-- BEGIN INFORMATION SUPPLIED --

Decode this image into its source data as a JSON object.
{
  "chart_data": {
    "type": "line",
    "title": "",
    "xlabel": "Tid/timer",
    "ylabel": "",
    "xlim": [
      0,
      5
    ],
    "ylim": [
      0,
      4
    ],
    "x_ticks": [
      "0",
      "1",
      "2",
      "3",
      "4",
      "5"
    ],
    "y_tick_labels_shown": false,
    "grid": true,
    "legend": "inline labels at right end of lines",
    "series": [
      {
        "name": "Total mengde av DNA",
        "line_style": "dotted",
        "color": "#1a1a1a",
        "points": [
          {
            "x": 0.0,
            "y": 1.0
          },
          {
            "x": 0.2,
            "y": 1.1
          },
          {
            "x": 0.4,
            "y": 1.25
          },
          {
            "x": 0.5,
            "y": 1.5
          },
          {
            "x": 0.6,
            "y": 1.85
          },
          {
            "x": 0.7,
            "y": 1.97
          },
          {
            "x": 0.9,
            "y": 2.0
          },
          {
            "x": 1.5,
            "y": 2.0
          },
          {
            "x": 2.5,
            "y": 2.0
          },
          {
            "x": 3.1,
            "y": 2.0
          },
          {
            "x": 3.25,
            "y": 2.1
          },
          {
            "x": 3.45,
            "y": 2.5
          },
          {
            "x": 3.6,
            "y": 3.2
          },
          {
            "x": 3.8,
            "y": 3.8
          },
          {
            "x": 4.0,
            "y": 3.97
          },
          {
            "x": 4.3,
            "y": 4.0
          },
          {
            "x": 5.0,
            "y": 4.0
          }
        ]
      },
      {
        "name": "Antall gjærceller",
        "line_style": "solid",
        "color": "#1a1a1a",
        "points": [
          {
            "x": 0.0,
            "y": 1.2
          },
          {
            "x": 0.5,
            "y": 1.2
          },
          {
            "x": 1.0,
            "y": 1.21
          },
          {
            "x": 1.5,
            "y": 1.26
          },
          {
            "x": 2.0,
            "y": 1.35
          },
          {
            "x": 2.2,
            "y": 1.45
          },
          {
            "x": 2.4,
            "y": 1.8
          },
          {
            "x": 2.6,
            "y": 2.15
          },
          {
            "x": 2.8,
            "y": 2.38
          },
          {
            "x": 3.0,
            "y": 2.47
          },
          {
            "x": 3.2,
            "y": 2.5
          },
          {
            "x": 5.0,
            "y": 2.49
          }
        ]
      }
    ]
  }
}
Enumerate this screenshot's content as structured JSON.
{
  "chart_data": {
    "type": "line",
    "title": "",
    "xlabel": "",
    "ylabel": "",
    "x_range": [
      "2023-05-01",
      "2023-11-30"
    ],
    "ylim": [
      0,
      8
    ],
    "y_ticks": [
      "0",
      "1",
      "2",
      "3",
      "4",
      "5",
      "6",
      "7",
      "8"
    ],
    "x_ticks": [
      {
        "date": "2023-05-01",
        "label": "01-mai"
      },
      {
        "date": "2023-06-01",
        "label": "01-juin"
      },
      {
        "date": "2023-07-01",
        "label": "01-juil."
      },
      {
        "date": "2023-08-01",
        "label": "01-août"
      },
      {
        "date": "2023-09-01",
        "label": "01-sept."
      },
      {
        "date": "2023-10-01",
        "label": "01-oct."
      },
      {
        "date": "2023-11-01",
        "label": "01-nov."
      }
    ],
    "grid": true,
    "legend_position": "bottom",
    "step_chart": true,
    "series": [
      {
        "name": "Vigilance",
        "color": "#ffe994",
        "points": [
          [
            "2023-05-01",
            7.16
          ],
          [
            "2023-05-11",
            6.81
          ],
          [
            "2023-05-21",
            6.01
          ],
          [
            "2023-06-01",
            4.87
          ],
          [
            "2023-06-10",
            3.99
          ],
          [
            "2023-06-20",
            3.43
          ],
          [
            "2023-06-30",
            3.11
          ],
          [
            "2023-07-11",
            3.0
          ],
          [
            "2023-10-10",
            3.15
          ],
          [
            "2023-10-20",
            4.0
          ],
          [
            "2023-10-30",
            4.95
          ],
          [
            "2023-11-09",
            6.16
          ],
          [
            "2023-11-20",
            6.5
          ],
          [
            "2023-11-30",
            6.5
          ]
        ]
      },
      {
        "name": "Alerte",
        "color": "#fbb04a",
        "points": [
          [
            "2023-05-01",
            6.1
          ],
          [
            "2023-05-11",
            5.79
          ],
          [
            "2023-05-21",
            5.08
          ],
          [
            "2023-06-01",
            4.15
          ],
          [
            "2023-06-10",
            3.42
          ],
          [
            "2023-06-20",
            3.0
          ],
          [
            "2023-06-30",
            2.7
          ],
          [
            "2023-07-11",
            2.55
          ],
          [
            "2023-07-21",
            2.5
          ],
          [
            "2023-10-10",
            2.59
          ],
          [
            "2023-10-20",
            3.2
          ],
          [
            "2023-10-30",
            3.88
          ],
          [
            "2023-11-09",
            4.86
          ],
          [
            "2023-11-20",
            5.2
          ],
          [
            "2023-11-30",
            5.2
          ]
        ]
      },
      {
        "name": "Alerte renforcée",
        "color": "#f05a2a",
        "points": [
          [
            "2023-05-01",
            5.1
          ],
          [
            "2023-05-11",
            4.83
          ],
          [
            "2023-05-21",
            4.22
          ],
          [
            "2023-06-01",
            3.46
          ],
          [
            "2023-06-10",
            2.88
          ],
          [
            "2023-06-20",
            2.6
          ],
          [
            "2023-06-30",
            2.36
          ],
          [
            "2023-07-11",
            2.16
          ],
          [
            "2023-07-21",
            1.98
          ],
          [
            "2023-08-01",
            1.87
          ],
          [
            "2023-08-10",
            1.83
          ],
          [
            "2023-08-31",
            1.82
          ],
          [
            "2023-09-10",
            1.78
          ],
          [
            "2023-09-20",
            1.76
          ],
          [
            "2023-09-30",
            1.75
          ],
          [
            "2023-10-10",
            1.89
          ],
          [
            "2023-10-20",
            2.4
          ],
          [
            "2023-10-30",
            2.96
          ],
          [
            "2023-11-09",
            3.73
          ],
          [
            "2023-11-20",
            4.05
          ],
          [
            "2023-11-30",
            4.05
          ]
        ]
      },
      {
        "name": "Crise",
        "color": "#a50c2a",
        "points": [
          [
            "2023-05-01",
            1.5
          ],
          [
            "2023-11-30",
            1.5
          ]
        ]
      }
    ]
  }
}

-- END INFORMATION SUPPLIED --

WHAT YOU NEED TO DO
Only lines holding the string "date" are wanted; gather each one from the entries above.

SOLUTION
        "date": "2023-05-01",
        "date": "2023-06-01",
        "date": "2023-07-01",
        "date": "2023-08-01",
        "date": "2023-09-01",
        "date": "2023-10-01",
        "date": "2023-11-01",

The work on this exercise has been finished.